'''

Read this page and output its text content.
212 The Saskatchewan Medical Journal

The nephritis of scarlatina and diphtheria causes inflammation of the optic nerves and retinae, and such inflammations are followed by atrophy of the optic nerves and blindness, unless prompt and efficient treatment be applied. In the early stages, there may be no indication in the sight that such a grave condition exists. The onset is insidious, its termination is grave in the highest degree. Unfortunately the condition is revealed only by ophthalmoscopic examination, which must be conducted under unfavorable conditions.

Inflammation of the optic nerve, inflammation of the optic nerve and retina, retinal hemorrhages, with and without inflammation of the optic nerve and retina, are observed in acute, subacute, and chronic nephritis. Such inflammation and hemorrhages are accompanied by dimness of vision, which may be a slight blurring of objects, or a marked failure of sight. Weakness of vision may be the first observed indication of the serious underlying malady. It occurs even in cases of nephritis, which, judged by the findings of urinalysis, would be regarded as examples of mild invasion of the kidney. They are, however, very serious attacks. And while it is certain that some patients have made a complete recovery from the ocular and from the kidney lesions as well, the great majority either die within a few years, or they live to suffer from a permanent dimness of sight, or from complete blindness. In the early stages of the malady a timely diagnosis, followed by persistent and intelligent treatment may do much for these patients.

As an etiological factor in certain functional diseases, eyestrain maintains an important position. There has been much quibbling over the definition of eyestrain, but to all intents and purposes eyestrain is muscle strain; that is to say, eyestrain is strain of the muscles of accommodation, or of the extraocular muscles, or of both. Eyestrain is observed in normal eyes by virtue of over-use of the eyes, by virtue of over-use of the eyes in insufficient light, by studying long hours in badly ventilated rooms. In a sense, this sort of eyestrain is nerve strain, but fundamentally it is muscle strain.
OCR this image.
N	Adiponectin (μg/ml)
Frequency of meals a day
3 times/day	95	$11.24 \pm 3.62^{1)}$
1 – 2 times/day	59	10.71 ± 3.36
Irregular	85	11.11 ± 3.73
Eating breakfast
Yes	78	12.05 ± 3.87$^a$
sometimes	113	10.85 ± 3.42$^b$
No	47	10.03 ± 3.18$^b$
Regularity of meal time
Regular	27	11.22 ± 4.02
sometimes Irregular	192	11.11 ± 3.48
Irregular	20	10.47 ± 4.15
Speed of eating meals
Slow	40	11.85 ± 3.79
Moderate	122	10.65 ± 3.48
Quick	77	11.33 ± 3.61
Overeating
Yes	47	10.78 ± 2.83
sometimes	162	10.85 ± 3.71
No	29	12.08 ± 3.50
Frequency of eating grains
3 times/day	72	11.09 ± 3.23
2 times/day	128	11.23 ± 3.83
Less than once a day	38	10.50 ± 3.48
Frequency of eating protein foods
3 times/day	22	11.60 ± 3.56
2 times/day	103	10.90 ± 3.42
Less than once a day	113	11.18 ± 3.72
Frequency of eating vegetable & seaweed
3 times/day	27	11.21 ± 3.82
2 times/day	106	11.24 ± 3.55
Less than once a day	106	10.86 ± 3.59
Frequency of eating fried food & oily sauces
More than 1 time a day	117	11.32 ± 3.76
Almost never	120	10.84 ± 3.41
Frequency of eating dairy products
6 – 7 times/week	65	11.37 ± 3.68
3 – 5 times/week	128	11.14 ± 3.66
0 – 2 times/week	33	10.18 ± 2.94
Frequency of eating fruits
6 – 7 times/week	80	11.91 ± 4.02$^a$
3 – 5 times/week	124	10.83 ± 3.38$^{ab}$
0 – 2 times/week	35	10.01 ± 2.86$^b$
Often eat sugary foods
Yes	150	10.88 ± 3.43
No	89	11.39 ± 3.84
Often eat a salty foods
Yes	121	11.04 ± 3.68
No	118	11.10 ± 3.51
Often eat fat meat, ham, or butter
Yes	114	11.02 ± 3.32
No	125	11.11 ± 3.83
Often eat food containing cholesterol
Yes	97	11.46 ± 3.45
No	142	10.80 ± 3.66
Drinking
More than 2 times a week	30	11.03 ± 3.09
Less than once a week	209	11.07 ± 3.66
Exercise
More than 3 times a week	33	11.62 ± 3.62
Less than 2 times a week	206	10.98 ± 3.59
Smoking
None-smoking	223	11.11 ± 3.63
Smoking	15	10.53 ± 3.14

'''

— TRY IT —
All lines of the records containing "More" should be shown.

— ANSWER TO THE EXERCISE —
More than 1 time a day	117	11.32 ± 3.76
More than 2 times a week	30	11.03 ± 3.09
More than 3 times a week	33	11.62 ± 3.62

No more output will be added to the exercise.